▶ **TASK PROMPT**
Give the number of lines in the data that contain "катапультах", and nothing more.

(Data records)
· · · · ·

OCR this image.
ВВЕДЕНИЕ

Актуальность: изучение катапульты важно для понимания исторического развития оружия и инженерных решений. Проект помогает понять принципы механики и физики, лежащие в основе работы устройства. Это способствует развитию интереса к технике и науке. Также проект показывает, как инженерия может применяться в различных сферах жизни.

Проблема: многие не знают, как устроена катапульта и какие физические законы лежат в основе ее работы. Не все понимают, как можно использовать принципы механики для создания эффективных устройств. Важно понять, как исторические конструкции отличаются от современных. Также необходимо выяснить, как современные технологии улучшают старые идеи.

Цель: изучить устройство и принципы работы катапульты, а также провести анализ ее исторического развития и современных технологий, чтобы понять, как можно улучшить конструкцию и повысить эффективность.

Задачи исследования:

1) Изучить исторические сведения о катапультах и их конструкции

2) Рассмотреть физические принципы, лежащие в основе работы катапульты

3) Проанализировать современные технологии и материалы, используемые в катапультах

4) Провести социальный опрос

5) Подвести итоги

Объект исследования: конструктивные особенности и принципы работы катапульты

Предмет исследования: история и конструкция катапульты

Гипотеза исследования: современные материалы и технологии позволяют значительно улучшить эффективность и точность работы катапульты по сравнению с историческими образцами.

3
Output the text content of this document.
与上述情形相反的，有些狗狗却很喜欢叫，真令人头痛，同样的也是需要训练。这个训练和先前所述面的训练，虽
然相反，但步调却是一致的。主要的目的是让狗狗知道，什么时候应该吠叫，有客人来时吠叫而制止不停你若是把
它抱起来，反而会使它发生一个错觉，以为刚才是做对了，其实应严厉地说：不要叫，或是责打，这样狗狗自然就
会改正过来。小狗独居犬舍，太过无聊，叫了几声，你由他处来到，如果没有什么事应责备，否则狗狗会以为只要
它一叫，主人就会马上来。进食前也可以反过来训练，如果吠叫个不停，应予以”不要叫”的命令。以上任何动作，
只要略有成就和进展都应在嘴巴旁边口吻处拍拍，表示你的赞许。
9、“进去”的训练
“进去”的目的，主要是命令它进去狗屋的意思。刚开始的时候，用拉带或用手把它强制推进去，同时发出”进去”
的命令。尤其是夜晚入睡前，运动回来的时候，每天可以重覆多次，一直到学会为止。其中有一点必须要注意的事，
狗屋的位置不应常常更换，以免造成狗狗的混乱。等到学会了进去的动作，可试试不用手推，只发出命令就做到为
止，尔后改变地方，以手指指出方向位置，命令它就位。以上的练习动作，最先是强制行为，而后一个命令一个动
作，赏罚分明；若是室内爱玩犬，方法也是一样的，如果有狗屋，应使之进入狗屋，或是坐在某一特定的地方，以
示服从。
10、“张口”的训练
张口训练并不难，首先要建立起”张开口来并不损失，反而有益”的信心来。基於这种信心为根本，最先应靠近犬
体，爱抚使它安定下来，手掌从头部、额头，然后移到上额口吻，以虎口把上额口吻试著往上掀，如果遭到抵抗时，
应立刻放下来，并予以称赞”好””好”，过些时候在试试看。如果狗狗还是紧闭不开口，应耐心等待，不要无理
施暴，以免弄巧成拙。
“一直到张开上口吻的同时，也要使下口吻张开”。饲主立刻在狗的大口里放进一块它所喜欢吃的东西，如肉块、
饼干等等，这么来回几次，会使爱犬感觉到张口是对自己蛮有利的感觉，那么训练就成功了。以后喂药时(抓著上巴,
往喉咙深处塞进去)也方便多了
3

· · · · ·

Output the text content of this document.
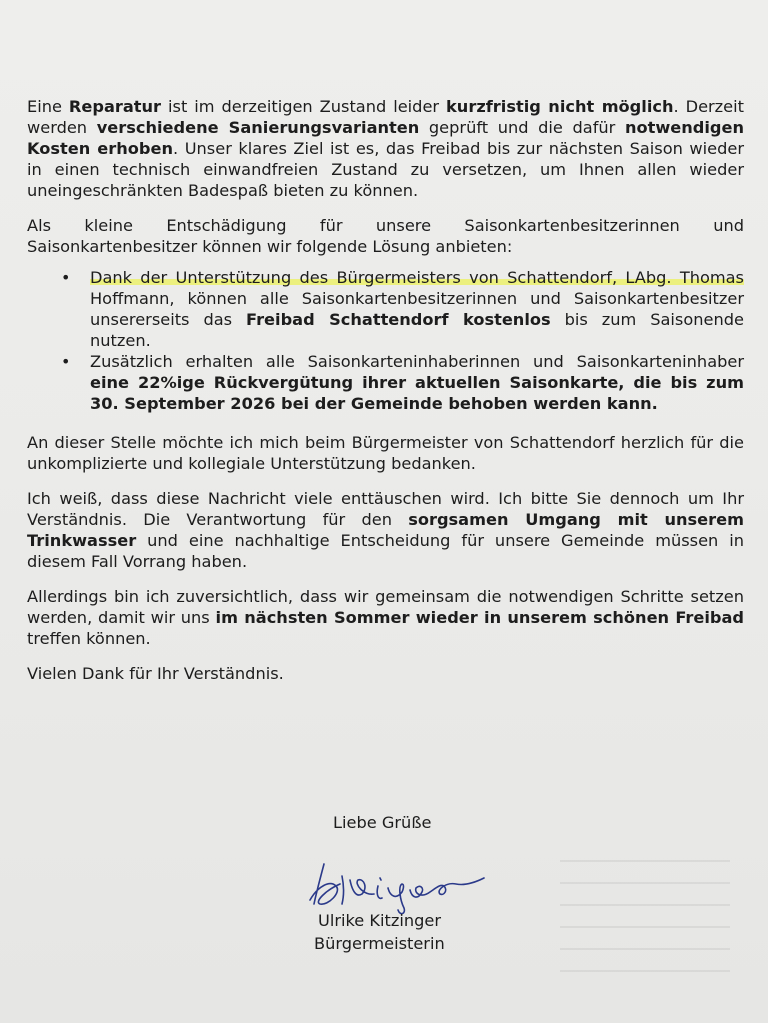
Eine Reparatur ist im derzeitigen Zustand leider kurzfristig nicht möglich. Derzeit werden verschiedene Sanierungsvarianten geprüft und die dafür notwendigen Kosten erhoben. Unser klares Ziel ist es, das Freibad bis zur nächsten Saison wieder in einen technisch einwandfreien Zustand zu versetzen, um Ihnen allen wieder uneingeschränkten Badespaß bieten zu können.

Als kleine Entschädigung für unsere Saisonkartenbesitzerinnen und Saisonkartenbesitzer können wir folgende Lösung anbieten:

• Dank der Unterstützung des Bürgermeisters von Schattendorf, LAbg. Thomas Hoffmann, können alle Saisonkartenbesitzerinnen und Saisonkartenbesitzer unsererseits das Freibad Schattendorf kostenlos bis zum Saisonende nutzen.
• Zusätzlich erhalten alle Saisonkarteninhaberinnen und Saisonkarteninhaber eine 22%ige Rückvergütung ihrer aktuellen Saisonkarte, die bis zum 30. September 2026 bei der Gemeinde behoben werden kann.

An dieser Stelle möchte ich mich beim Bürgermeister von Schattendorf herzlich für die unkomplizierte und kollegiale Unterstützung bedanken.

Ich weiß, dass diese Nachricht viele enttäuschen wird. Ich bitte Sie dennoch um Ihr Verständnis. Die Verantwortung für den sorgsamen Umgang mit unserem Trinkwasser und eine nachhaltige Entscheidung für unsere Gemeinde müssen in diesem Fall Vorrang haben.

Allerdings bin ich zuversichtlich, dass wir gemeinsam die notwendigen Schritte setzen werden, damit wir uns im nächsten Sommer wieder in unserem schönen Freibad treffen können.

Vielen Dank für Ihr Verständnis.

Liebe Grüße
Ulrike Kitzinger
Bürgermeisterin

· · · · ·

▶ **FINAL ANSWER**
2